__Task objective__
Provide the records once more, identical to the original.

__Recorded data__
## START
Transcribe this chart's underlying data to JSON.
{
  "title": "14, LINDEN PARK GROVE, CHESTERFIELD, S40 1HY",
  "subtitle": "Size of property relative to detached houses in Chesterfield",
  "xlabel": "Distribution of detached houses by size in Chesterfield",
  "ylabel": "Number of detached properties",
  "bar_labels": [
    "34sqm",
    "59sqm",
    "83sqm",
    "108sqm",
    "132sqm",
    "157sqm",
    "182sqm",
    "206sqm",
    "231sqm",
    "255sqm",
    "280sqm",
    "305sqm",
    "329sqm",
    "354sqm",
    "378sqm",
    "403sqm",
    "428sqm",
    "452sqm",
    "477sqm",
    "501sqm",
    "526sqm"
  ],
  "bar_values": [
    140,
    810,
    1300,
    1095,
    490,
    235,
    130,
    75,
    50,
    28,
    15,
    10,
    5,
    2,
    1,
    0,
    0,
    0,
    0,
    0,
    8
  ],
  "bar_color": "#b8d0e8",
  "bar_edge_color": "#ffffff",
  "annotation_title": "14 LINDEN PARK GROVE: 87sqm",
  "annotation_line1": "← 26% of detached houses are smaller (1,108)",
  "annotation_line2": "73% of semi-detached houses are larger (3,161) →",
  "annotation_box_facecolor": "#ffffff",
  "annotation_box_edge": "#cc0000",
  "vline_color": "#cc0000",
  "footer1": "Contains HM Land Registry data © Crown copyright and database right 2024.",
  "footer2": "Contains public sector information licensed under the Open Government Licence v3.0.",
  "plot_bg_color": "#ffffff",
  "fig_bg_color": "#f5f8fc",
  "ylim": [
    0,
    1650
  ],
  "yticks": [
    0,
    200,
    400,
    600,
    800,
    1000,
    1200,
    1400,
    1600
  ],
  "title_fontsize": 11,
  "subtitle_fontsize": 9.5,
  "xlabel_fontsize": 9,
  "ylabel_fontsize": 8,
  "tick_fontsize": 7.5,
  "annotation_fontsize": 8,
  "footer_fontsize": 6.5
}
## END
__Result__
Transcribe this chart's underlying data to JSON.
{
  "title": "14, LINDEN PARK GROVE, CHESTERFIELD, S40 1HY",
  "subtitle": "Size of property relative to detached houses in Chesterfield",
  "xlabel": "Distribution of detached houses by size in Chesterfield",
  "ylabel": "Number of detached properties",
  "bar_labels": [
    "34sqm",
    "59sqm",
    "83sqm",
    "108sqm",
    "132sqm",
    "157sqm",
    "182sqm",
    "206sqm",
    "231sqm",
    "255sqm",
    "280sqm",
    "305sqm",
    "329sqm",
    "354sqm",
    "378sqm",
    "403sqm",
    "428sqm",
    "452sqm",
    "477sqm",
    "501sqm",
    "526sqm"
  ],
  "bar_values": [
    140,
    810,
    1300,
    1095,
    490,
    235,
    130,
    75,
    50,
    28,
    15,
    10,
    5,
    2,
    1,
    0,
    0,
    0,
    0,
    0,
    8
  ],
  "bar_color": "#b8d0e8",
  "bar_edge_color": "#ffffff",
  "annotation_title": "14 LINDEN PARK GROVE: 87sqm",
  "annotation_line1": "← 26% of detached houses are smaller (1,108)",
  "annotation_line2": "73% of semi-detached houses are larger (3,161) →",
  "annotation_box_facecolor": "#ffffff",
  "annotation_box_edge": "#cc0000",
  "vline_color": "#cc0000",
  "footer1": "Contains HM Land Registry data © Crown copyright and database right 2024.",
  "footer2": "Contains public sector information licensed under the Open Government Licence v3.0.",
  "plot_bg_color": "#ffffff",
  "fig_bg_color": "#f5f8fc",
  "ylim": [
    0,
    1650
  ],
  "yticks": [
    0,
    200,
    400,
    600,
    800,
    1000,
    1200,
    1400,
    1600
  ],
  "title_fontsize": 11,
  "subtitle_fontsize": 9.5,
  "xlabel_fontsize": 9,
  "ylabel_fontsize": 8,
  "tick_fontsize": 7.5,
  "annotation_fontsize": 8,
  "footer_fontsize": 6.5
}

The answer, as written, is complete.